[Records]
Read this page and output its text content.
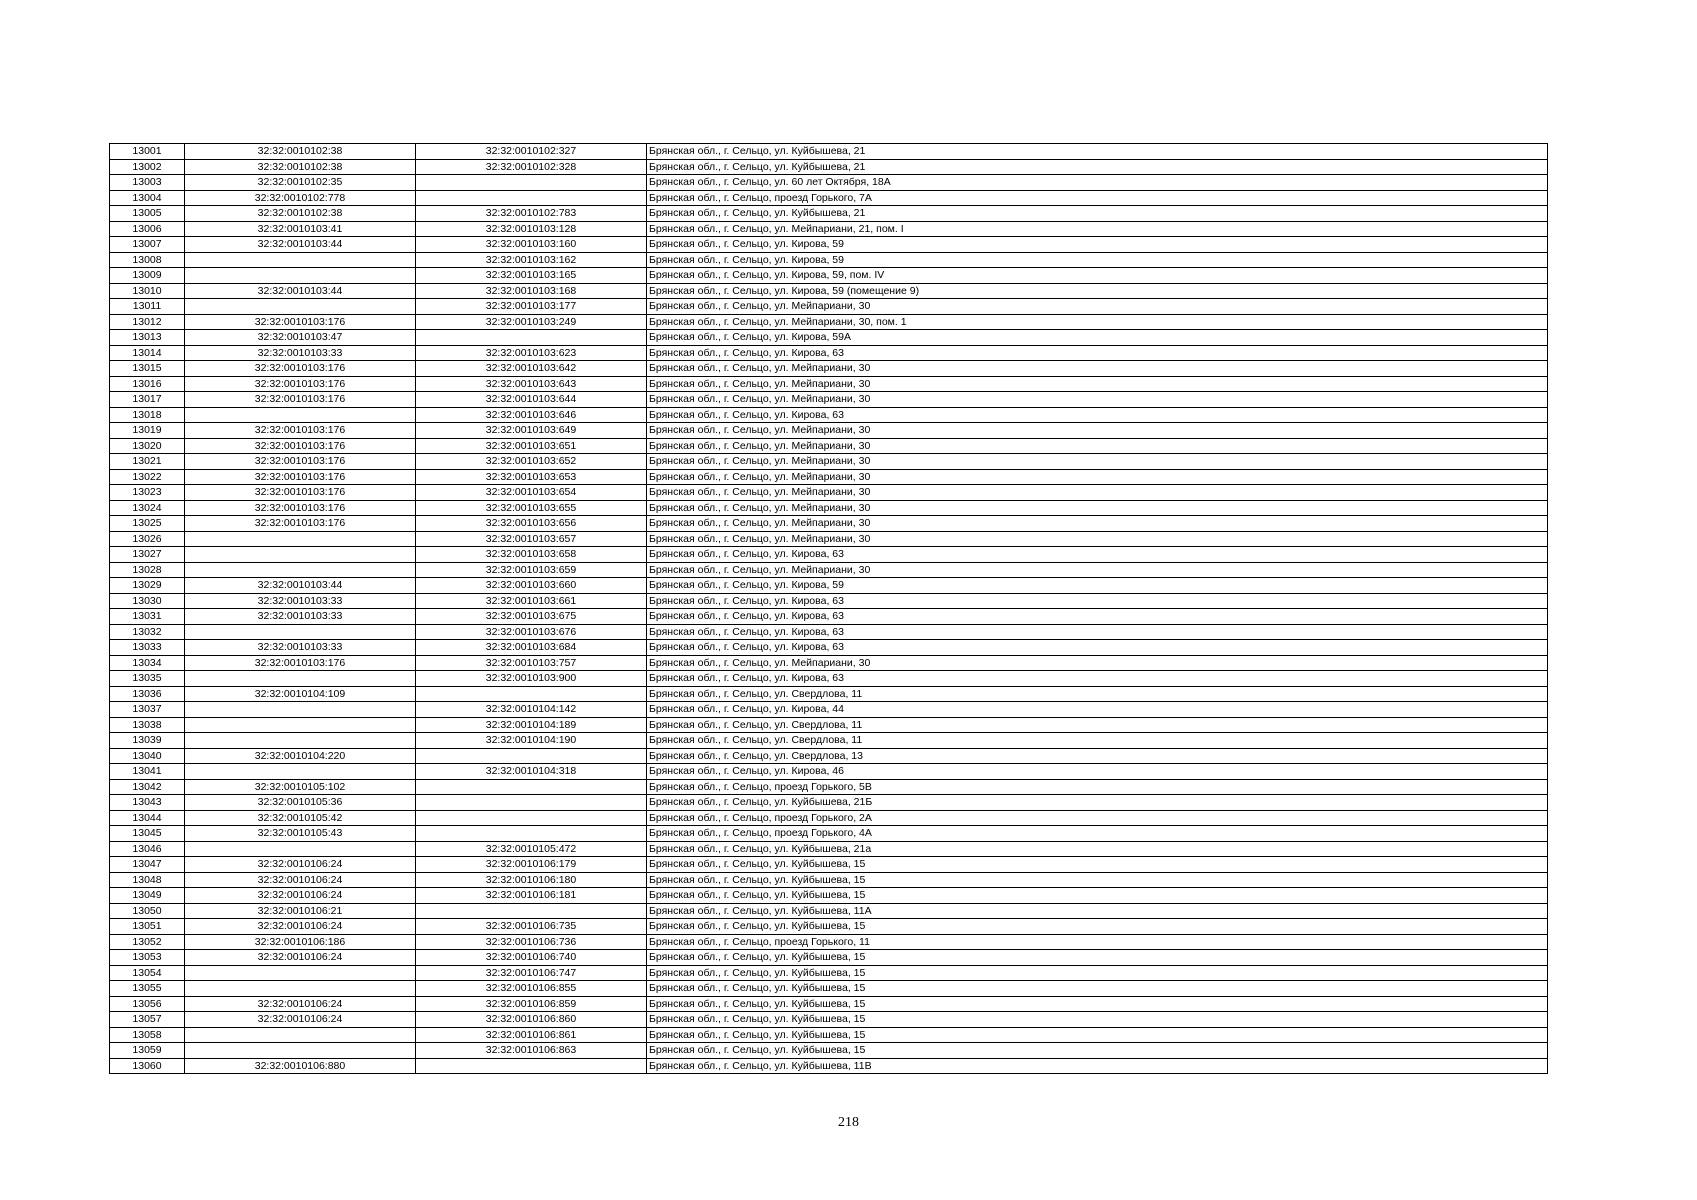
13001	32:32:0010102:38	32:32:0010102:327	Брянская обл., г. Сельцо, ул. Куйбышева, 21
13002	32:32:0010102:38	32:32:0010102:328	Брянская обл., г. Сельцо, ул. Куйбышева, 21
13003	32:32:0010102:35		Брянская обл., г. Сельцо, ул. 60 лет Октября, 18А
13004	32:32:0010102:778		Брянская обл., г. Сельцо, проезд Горького, 7А
13005	32:32:0010102:38	32:32:0010102:783	Брянская обл., г. Сельцо, ул. Куйбышева, 21
13006	32:32:0010103:41	32:32:0010103:128	Брянская обл., г. Сельцо, ул. Мейпариани, 21, пом. I
13007	32:32:0010103:44	32:32:0010103:160	Брянская обл., г. Сельцо, ул. Кирова, 59
13008		32:32:0010103:162	Брянская обл., г. Сельцо, ул. Кирова, 59
13009		32:32:0010103:165	Брянская обл., г. Сельцо, ул. Кирова, 59, пом. IV
13010	32:32:0010103:44	32:32:0010103:168	Брянская обл., г. Сельцо, ул. Кирова, 59 (помещение 9)
13011		32:32:0010103:177	Брянская обл., г. Сельцо, ул. Мейпариани, 30
13012	32:32:0010103:176	32:32:0010103:249	Брянская обл., г. Сельцо, ул. Мейпариани, 30, пом. 1
13013	32:32:0010103:47		Брянская обл., г. Сельцо, ул. Кирова, 59А
13014	32:32:0010103:33	32:32:0010103:623	Брянская обл., г. Сельцо, ул. Кирова, 63
13015	32:32:0010103:176	32:32:0010103:642	Брянская обл., г. Сельцо, ул. Мейпариани, 30
13016	32:32:0010103:176	32:32:0010103:643	Брянская обл., г. Сельцо, ул. Мейпариани, 30
13017	32:32:0010103:176	32:32:0010103:644	Брянская обл., г. Сельцо, ул. Мейпариани, 30
13018		32:32:0010103:646	Брянская обл., г. Сельцо, ул. Кирова, 63
13019	32:32:0010103:176	32:32:0010103:649	Брянская обл., г. Сельцо, ул. Мейпариани, 30
13020	32:32:0010103:176	32:32:0010103:651	Брянская обл., г. Сельцо, ул. Мейпариани, 30
13021	32:32:0010103:176	32:32:0010103:652	Брянская обл., г. Сельцо, ул. Мейпариани, 30
13022	32:32:0010103:176	32:32:0010103:653	Брянская обл., г. Сельцо, ул. Мейпариани, 30
13023	32:32:0010103:176	32:32:0010103:654	Брянская обл., г. Сельцо, ул. Мейпариани, 30
13024	32:32:0010103:176	32:32:0010103:655	Брянская обл., г. Сельцо, ул. Мейпариани, 30
13025	32:32:0010103:176	32:32:0010103:656	Брянская обл., г. Сельцо, ул. Мейпариани, 30
13026		32:32:0010103:657	Брянская обл., г. Сельцо, ул. Мейпариани, 30
13027		32:32:0010103:658	Брянская обл., г. Сельцо, ул. Кирова, 63
13028		32:32:0010103:659	Брянская обл., г. Сельцо, ул. Мейпариани, 30
13029	32:32:0010103:44	32:32:0010103:660	Брянская обл., г. Сельцо, ул. Кирова, 59
13030	32:32:0010103:33	32:32:0010103:661	Брянская обл., г. Сельцо, ул. Кирова, 63
13031	32:32:0010103:33	32:32:0010103:675	Брянская обл., г. Сельцо, ул. Кирова, 63
13032		32:32:0010103:676	Брянская обл., г. Сельцо, ул. Кирова, 63
13033	32:32:0010103:33	32:32:0010103:684	Брянская обл., г. Сельцо, ул. Кирова, 63
13034	32:32:0010103:176	32:32:0010103:757	Брянская обл., г. Сельцо, ул. Мейпариани, 30
13035		32:32:0010103:900	Брянская обл., г. Сельцо, ул. Кирова, 63
13036	32:32:0010104:109		Брянская обл., г. Сельцо, ул. Свердлова, 11
13037		32:32:0010104:142	Брянская обл., г. Сельцо, ул. Кирова, 44
13038		32:32:0010104:189	Брянская обл., г. Сельцо, ул. Свердлова, 11
13039		32:32:0010104:190	Брянская обл., г. Сельцо, ул. Свердлова, 11
13040	32:32:0010104:220		Брянская обл., г. Сельцо, ул. Свердлова, 13
13041		32:32:0010104:318	Брянская обл., г. Сельцо, ул. Кирова, 46
13042	32:32:0010105:102		Брянская обл., г. Сельцо, проезд Горького, 5В
13043	32:32:0010105:36		Брянская обл., г. Сельцо, ул. Куйбышева, 21Б
13044	32:32:0010105:42		Брянская обл., г. Сельцо, проезд Горького, 2А
13045	32:32:0010105:43		Брянская обл., г. Сельцо, проезд Горького, 4А
13046		32:32:0010105:472	Брянская обл., г. Сельцо, ул. Куйбышева, 21а
13047	32:32:0010106:24	32:32:0010106:179	Брянская обл., г. Сельцо, ул. Куйбышева, 15
13048	32:32:0010106:24	32:32:0010106:180	Брянская обл., г. Сельцо, ул. Куйбышева, 15
13049	32:32:0010106:24	32:32:0010106:181	Брянская обл., г. Сельцо, ул. Куйбышева, 15
13050	32:32:0010106:21		Брянская обл., г. Сельцо, ул. Куйбышева, 11А
13051	32:32:0010106:24	32:32:0010106:735	Брянская обл., г. Сельцо, ул. Куйбышева, 15
13052	32:32:0010106:186	32:32:0010106:736	Брянская обл., г. Сельцо, проезд Горького, 11
13053	32:32:0010106:24	32:32:0010106:740	Брянская обл., г. Сельцо, ул. Куйбышева, 15
13054		32:32:0010106:747	Брянская обл., г. Сельцо, ул. Куйбышева, 15
13055		32:32:0010106:855	Брянская обл., г. Сельцо, ул. Куйбышева, 15
13056	32:32:0010106:24	32:32:0010106:859	Брянская обл., г. Сельцо, ул. Куйбышева, 15
13057	32:32:0010106:24	32:32:0010106:860	Брянская обл., г. Сельцо, ул. Куйбышева, 15
13058		32:32:0010106:861	Брянская обл., г. Сельцо, ул. Куйбышева, 15
13059		32:32:0010106:863	Брянская обл., г. Сельцо, ул. Куйбышева, 15
13060	32:32:0010106:880		Брянская обл., г. Сельцо, ул. Куйбышева, 11В
218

Stated exercise: Images should not appear in the copy; retype the listing above exactly.

Answer to this exercise:
Read this page and output its text content.
13001	32:32:0010102:38	32:32:0010102:327	Брянская обл., г. Сельцо, ул. Куйбышева, 21
13002	32:32:0010102:38	32:32:0010102:328	Брянская обл., г. Сельцо, ул. Куйбышева, 21
13003	32:32:0010102:35		Брянская обл., г. Сельцо, ул. 60 лет Октября, 18А
13004	32:32:0010102:778		Брянская обл., г. Сельцо, проезд Горького, 7А
13005	32:32:0010102:38	32:32:0010102:783	Брянская обл., г. Сельцо, ул. Куйбышева, 21
13006	32:32:0010103:41	32:32:0010103:128	Брянская обл., г. Сельцо, ул. Мейпариани, 21, пом. I
13007	32:32:0010103:44	32:32:0010103:160	Брянская обл., г. Сельцо, ул. Кирова, 59
13008		32:32:0010103:162	Брянская обл., г. Сельцо, ул. Кирова, 59
13009		32:32:0010103:165	Брянская обл., г. Сельцо, ул. Кирова, 59, пом. IV
13010	32:32:0010103:44	32:32:0010103:168	Брянская обл., г. Сельцо, ул. Кирова, 59 (помещение 9)
13011		32:32:0010103:177	Брянская обл., г. Сельцо, ул. Мейпариани, 30
13012	32:32:0010103:176	32:32:0010103:249	Брянская обл., г. Сельцо, ул. Мейпариани, 30, пом. 1
13013	32:32:0010103:47		Брянская обл., г. Сельцо, ул. Кирова, 59А
13014	32:32:0010103:33	32:32:0010103:623	Брянская обл., г. Сельцо, ул. Кирова, 63
13015	32:32:0010103:176	32:32:0010103:642	Брянская обл., г. Сельцо, ул. Мейпариани, 30
13016	32:32:0010103:176	32:32:0010103:643	Брянская обл., г. Сельцо, ул. Мейпариани, 30
13017	32:32:0010103:176	32:32:0010103:644	Брянская обл., г. Сельцо, ул. Мейпариани, 30
13018		32:32:0010103:646	Брянская обл., г. Сельцо, ул. Кирова, 63
13019	32:32:0010103:176	32:32:0010103:649	Брянская обл., г. Сельцо, ул. Мейпариани, 30
13020	32:32:0010103:176	32:32:0010103:651	Брянская обл., г. Сельцо, ул. Мейпариани, 30
13021	32:32:0010103:176	32:32:0010103:652	Брянская обл., г. Сельцо, ул. Мейпариани, 30
13022	32:32:0010103:176	32:32:0010103:653	Брянская обл., г. Сельцо, ул. Мейпариани, 30
13023	32:32:0010103:176	32:32:0010103:654	Брянская обл., г. Сельцо, ул. Мейпариани, 30
13024	32:32:0010103:176	32:32:0010103:655	Брянская обл., г. Сельцо, ул. Мейпариани, 30
13025	32:32:0010103:176	32:32:0010103:656	Брянская обл., г. Сельцо, ул. Мейпариани, 30
13026		32:32:0010103:657	Брянская обл., г. Сельцо, ул. Мейпариани, 30
13027		32:32:0010103:658	Брянская обл., г. Сельцо, ул. Кирова, 63
13028		32:32:0010103:659	Брянская обл., г. Сельцо, ул. Мейпариани, 30
13029	32:32:0010103:44	32:32:0010103:660	Брянская обл., г. Сельцо, ул. Кирова, 59
13030	32:32:0010103:33	32:32:0010103:661	Брянская обл., г. Сельцо, ул. Кирова, 63
13031	32:32:0010103:33	32:32:0010103:675	Брянская обл., г. Сельцо, ул. Кирова, 63
13032		32:32:0010103:676	Брянская обл., г. Сельцо, ул. Кирова, 63
13033	32:32:0010103:33	32:32:0010103:684	Брянская обл., г. Сельцо, ул. Кирова, 63
13034	32:32:0010103:176	32:32:0010103:757	Брянская обл., г. Сельцо, ул. Мейпариани, 30
13035		32:32:0010103:900	Брянская обл., г. Сельцо, ул. Кирова, 63
13036	32:32:0010104:109		Брянская обл., г. Сельцо, ул. Свердлова, 11
13037		32:32:0010104:142	Брянская обл., г. Сельцо, ул. Кирова, 44
13038		32:32:0010104:189	Брянская обл., г. Сельцо, ул. Свердлова, 11
13039		32:32:0010104:190	Брянская обл., г. Сельцо, ул. Свердлова, 11
13040	32:32:0010104:220		Брянская обл., г. Сельцо, ул. Свердлова, 13
13041		32:32:0010104:318	Брянская обл., г. Сельцо, ул. Кирова, 46
13042	32:32:0010105:102		Брянская обл., г. Сельцо, проезд Горького, 5В
13043	32:32:0010105:36		Брянская обл., г. Сельцо, ул. Куйбышева, 21Б
13044	32:32:0010105:42		Брянская обл., г. Сельцо, проезд Горького, 2А
13045	32:32:0010105:43		Брянская обл., г. Сельцо, проезд Горького, 4А
13046		32:32:0010105:472	Брянская обл., г. Сельцо, ул. Куйбышева, 21а
13047	32:32:0010106:24	32:32:0010106:179	Брянская обл., г. Сельцо, ул. Куйбышева, 15
13048	32:32:0010106:24	32:32:0010106:180	Брянская обл., г. Сельцо, ул. Куйбышева, 15
13049	32:32:0010106:24	32:32:0010106:181	Брянская обл., г. Сельцо, ул. Куйбышева, 15
13050	32:32:0010106:21		Брянская обл., г. Сельцо, ул. Куйбышева, 11А
13051	32:32:0010106:24	32:32:0010106:735	Брянская обл., г. Сельцо, ул. Куйбышева, 15
13052	32:32:0010106:186	32:32:0010106:736	Брянская обл., г. Сельцо, проезд Горького, 11
13053	32:32:0010106:24	32:32:0010106:740	Брянская обл., г. Сельцо, ул. Куйбышева, 15
13054		32:32:0010106:747	Брянская обл., г. Сельцо, ул. Куйбышева, 15
13055		32:32:0010106:855	Брянская обл., г. Сельцо, ул. Куйбышева, 15
13056	32:32:0010106:24	32:32:0010106:859	Брянская обл., г. Сельцо, ул. Куйбышева, 15
13057	32:32:0010106:24	32:32:0010106:860	Брянская обл., г. Сельцо, ул. Куйбышева, 15
13058		32:32:0010106:861	Брянская обл., г. Сельцо, ул. Куйбышева, 15
13059		32:32:0010106:863	Брянская обл., г. Сельцо, ул. Куйбышева, 15
13060	32:32:0010106:880		Брянская обл., г. Сельцо, ул. Куйбышева, 11В
218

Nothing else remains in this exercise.